What the task asks
Omit every picture while repeating the entries exactly.

Record list
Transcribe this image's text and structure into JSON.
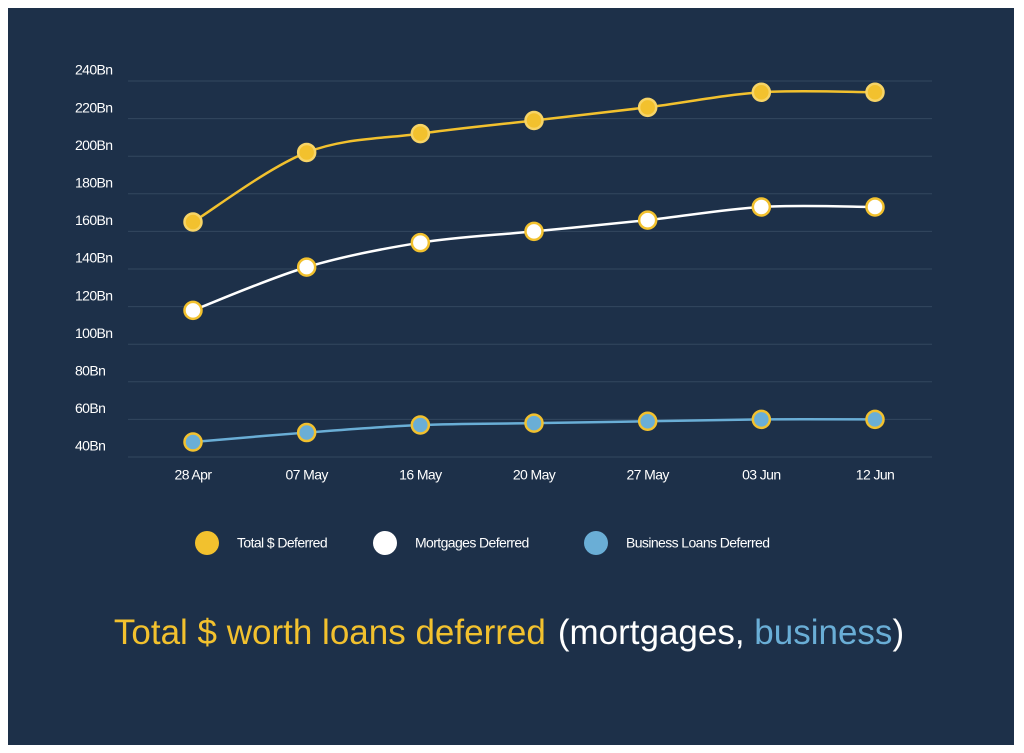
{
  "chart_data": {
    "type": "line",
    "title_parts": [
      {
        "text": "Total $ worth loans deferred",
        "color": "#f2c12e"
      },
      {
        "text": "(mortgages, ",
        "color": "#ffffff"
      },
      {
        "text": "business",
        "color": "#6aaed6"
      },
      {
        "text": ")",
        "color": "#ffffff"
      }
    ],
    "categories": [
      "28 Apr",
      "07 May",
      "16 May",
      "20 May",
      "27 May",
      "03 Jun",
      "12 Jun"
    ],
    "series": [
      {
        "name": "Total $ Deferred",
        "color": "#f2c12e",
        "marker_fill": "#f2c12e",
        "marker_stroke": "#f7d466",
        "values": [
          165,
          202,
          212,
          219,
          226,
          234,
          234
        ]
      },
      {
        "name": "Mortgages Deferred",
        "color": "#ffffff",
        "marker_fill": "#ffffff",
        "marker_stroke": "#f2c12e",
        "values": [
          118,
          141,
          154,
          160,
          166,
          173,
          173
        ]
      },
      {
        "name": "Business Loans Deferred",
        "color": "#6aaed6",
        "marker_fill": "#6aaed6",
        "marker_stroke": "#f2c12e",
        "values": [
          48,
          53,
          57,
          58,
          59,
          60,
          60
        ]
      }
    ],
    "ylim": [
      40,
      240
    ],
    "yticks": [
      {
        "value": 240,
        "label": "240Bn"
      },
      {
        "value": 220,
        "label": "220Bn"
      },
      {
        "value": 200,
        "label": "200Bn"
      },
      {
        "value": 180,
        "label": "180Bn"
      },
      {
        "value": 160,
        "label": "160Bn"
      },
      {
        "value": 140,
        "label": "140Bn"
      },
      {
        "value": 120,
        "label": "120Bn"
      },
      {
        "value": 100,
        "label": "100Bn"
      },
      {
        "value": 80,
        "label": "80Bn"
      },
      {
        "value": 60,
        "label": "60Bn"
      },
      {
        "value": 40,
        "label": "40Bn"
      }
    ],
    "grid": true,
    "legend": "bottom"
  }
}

Exercise result
Transcribe this image's text and structure into JSON.
{
  "chart_data": {
    "type": "line",
    "title_parts": [
      {
        "text": "Total $ worth loans deferred",
        "color": "#f2c12e"
      },
      {
        "text": "(mortgages, ",
        "color": "#ffffff"
      },
      {
        "text": "business",
        "color": "#6aaed6"
      },
      {
        "text": ")",
        "color": "#ffffff"
      }
    ],
    "categories": [
      "28 Apr",
      "07 May",
      "16 May",
      "20 May",
      "27 May",
      "03 Jun",
      "12 Jun"
    ],
    "series": [
      {
        "name": "Total $ Deferred",
        "color": "#f2c12e",
        "marker_fill": "#f2c12e",
        "marker_stroke": "#f7d466",
        "values": [
          165,
          202,
          212,
          219,
          226,
          234,
          234
        ]
      },
      {
        "name": "Mortgages Deferred",
        "color": "#ffffff",
        "marker_fill": "#ffffff",
        "marker_stroke": "#f2c12e",
        "values": [
          118,
          141,
          154,
          160,
          166,
          173,
          173
        ]
      },
      {
        "name": "Business Loans Deferred",
        "color": "#6aaed6",
        "marker_fill": "#6aaed6",
        "marker_stroke": "#f2c12e",
        "values": [
          48,
          53,
          57,
          58,
          59,
          60,
          60
        ]
      }
    ],
    "ylim": [
      40,
      240
    ],
    "yticks": [
      {
        "value": 240,
        "label": "240Bn"
      },
      {
        "value": 220,
        "label": "220Bn"
      },
      {
        "value": 200,
        "label": "200Bn"
      },
      {
        "value": 180,
        "label": "180Bn"
      },
      {
        "value": 160,
        "label": "160Bn"
      },
      {
        "value": 140,
        "label": "140Bn"
      },
      {
        "value": 120,
        "label": "120Bn"
      },
      {
        "value": 100,
        "label": "100Bn"
      },
      {
        "value": 80,
        "label": "80Bn"
      },
      {
        "value": 60,
        "label": "60Bn"
      },
      {
        "value": 40,
        "label": "40Bn"
      }
    ],
    "grid": true,
    "legend": "bottom"
  }
}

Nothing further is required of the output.